◆ **Instruction**
Print every line of the data below without changing anything.

** START Exercise data **

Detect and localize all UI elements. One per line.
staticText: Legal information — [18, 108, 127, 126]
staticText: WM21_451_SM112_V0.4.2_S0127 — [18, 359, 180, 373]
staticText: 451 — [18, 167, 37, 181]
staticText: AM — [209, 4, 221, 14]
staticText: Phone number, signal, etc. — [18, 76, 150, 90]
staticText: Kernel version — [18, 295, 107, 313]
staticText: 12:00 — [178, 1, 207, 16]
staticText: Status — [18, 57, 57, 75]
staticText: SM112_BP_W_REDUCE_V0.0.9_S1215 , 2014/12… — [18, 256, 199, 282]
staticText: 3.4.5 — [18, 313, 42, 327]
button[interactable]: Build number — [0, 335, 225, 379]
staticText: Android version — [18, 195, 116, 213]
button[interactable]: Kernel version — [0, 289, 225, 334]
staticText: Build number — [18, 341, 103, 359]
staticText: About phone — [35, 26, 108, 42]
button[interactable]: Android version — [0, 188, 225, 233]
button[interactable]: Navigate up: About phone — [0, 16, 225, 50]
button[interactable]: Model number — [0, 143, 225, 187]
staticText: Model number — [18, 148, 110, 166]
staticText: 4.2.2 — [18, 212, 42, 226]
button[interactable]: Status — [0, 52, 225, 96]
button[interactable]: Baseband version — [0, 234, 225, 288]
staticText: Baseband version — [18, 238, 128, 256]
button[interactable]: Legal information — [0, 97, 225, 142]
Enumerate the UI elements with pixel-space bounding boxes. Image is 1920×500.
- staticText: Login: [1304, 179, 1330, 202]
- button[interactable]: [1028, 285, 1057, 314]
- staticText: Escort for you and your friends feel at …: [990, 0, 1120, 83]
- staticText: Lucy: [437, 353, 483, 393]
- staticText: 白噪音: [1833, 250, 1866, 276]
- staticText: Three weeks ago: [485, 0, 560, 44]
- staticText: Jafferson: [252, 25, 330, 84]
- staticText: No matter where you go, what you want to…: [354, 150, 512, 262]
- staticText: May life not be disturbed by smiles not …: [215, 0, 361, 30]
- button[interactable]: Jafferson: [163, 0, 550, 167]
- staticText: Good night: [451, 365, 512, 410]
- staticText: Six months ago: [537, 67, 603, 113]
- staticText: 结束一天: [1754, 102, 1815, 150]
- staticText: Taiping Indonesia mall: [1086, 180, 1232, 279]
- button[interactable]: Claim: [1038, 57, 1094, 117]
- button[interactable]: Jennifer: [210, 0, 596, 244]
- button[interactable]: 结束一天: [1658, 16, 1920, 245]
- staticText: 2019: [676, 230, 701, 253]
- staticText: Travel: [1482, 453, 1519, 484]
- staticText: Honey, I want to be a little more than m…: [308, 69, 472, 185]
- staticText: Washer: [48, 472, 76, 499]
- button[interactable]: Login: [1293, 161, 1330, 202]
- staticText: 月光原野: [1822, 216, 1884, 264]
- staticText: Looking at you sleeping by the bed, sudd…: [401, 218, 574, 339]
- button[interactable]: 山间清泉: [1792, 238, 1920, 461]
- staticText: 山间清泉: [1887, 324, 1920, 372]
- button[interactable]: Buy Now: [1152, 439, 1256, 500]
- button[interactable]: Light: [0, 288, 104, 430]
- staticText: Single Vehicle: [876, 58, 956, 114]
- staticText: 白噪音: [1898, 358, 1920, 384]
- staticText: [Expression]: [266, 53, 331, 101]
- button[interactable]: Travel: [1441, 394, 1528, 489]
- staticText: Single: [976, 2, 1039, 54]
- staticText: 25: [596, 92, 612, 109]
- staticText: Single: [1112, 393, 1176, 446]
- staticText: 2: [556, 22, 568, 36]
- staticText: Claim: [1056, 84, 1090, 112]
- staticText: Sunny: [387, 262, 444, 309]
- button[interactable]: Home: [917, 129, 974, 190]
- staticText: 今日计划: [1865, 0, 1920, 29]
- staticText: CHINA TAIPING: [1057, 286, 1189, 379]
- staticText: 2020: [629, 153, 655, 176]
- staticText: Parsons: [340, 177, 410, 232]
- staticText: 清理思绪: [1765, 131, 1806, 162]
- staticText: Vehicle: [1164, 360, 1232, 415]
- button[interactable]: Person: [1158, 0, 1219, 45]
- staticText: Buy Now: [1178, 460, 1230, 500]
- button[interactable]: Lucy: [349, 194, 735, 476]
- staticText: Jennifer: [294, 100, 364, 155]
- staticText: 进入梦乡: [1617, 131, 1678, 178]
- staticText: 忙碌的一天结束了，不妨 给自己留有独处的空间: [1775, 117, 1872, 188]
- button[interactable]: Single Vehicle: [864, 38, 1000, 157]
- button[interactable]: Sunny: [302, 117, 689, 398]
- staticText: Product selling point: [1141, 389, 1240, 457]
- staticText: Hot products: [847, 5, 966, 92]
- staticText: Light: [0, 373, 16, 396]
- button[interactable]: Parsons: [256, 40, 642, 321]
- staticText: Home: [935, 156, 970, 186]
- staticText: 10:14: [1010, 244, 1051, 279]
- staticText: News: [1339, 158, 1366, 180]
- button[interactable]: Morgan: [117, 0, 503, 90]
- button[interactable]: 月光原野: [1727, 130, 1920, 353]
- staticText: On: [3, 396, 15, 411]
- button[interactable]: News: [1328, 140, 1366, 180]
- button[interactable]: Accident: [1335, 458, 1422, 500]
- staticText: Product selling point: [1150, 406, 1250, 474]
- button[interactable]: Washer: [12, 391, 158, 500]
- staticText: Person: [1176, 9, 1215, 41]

** END Exercise data **

◆ **Solution to the problem**
Detect and localize all UI elements. One per line.
staticText: Legal information — [18, 108, 127, 126]
staticText: WM21_451_SM112_V0.4.2_S0127 — [18, 359, 180, 373]
staticText: 451 — [18, 167, 37, 181]
staticText: AM — [209, 4, 221, 14]
staticText: Phone number, signal, etc. — [18, 76, 150, 90]
staticText: Kernel version — [18, 295, 107, 313]
staticText: 12:00 — [178, 1, 207, 16]
staticText: Status — [18, 57, 57, 75]
staticText: SM112_BP_W_REDUCE_V0.0.9_S1215 , 2014/12… — [18, 256, 199, 282]
staticText: 3.4.5 — [18, 313, 42, 327]
button[interactable]: Build number — [0, 335, 225, 379]
staticText: Android version — [18, 195, 116, 213]
button[interactable]: Kernel version — [0, 289, 225, 334]
staticText: Build number — [18, 341, 103, 359]
staticText: About phone — [35, 26, 108, 42]
button[interactable]: Android version — [0, 188, 225, 233]
button[interactable]: Navigate up: About phone — [0, 16, 225, 50]
button[interactable]: Model number — [0, 143, 225, 187]
staticText: Model number — [18, 148, 110, 166]
staticText: 4.2.2 — [18, 212, 42, 226]
button[interactable]: Status — [0, 52, 225, 96]
button[interactable]: Baseband version — [0, 234, 225, 288]
staticText: Baseband version — [18, 238, 128, 256]
button[interactable]: Legal information — [0, 97, 225, 142]
Enumerate the UI elements with pixel-space bounding boxes. Image is 1920×500.
- staticText: Login: [1304, 179, 1330, 202]
- button[interactable]: [1028, 285, 1057, 314]
- staticText: Escort for you and your friends feel at …: [990, 0, 1120, 83]
- staticText: Lucy: [437, 353, 483, 393]
- staticText: 白噪音: [1833, 250, 1866, 276]
- staticText: Three weeks ago: [485, 0, 560, 44]
- staticText: Jafferson: [252, 25, 330, 84]
- staticText: No matter where you go, what you want to…: [354, 150, 512, 262]
- staticText: May life not be disturbed by smiles not …: [215, 0, 361, 30]
- button[interactable]: Jafferson: [163, 0, 550, 167]
- staticText: Good night: [451, 365, 512, 410]
- staticText: Six months ago: [537, 67, 603, 113]
- staticText: 结束一天: [1754, 102, 1815, 150]
- staticText: Taiping Indonesia mall: [1086, 180, 1232, 279]
- button[interactable]: Claim: [1038, 57, 1094, 117]
- button[interactable]: Jennifer: [210, 0, 596, 244]
- button[interactable]: 结束一天: [1658, 16, 1920, 245]
- staticText: 2019: [676, 230, 701, 253]
- staticText: Travel: [1482, 453, 1519, 484]
- staticText: Honey, I want to be a little more than m…: [308, 69, 472, 185]
- staticText: Washer: [48, 472, 76, 499]
- button[interactable]: Login: [1293, 161, 1330, 202]
- staticText: 月光原野: [1822, 216, 1884, 264]
- staticText: Looking at you sleeping by the bed, sudd…: [401, 218, 574, 339]
- button[interactable]: 山间清泉: [1792, 238, 1920, 461]
- staticText: 山间清泉: [1887, 324, 1920, 372]
- button[interactable]: Buy Now: [1152, 439, 1256, 500]
- button[interactable]: Light: [0, 288, 104, 430]
- staticText: Single Vehicle: [876, 58, 956, 114]
- staticText: 白噪音: [1898, 358, 1920, 384]
- staticText: [Expression]: [266, 53, 331, 101]
- button[interactable]: Travel: [1441, 394, 1528, 489]
- staticText: Single: [976, 2, 1039, 54]
- staticText: 25: [596, 92, 612, 109]
- staticText: Single: [1112, 393, 1176, 446]
- staticText: 2: [556, 22, 568, 36]
- staticText: Claim: [1056, 84, 1090, 112]
- staticText: Sunny: [387, 262, 444, 309]
- button[interactable]: Home: [917, 129, 974, 190]
- staticText: 今日计划: [1865, 0, 1920, 29]
- staticText: CHINA TAIPING: [1057, 286, 1189, 379]
- staticText: 2020: [629, 153, 655, 176]
- staticText: Parsons: [340, 177, 410, 232]
- staticText: 清理思绪: [1765, 131, 1806, 162]
- staticText: Vehicle: [1164, 360, 1232, 415]
- button[interactable]: Person: [1158, 0, 1219, 45]
- staticText: Buy Now: [1178, 460, 1230, 500]
- button[interactable]: Lucy: [349, 194, 735, 476]
- staticText: Jennifer: [294, 100, 364, 155]
- staticText: 进入梦乡: [1617, 131, 1678, 178]
- staticText: 忙碌的一天结束了，不妨 给自己留有独处的空间: [1775, 117, 1872, 188]
- button[interactable]: Single Vehicle: [864, 38, 1000, 157]
- button[interactable]: Sunny: [302, 117, 689, 398]
- staticText: Product selling point: [1141, 389, 1240, 457]
- staticText: Hot products: [847, 5, 966, 92]
- staticText: Light: [0, 373, 16, 396]
- button[interactable]: Parsons: [256, 40, 642, 321]
- staticText: Home: [935, 156, 970, 186]
- staticText: 10:14: [1010, 244, 1051, 279]
- staticText: News: [1339, 158, 1366, 180]
- button[interactable]: Morgan: [117, 0, 503, 90]
- button[interactable]: 月光原野: [1727, 130, 1920, 353]
- staticText: On: [3, 396, 15, 411]
- button[interactable]: News: [1328, 140, 1366, 180]
- button[interactable]: Accident: [1335, 458, 1422, 500]
- staticText: Product selling point: [1150, 406, 1250, 474]
- button[interactable]: Washer: [12, 391, 158, 500]
- staticText: Person: [1176, 9, 1215, 41]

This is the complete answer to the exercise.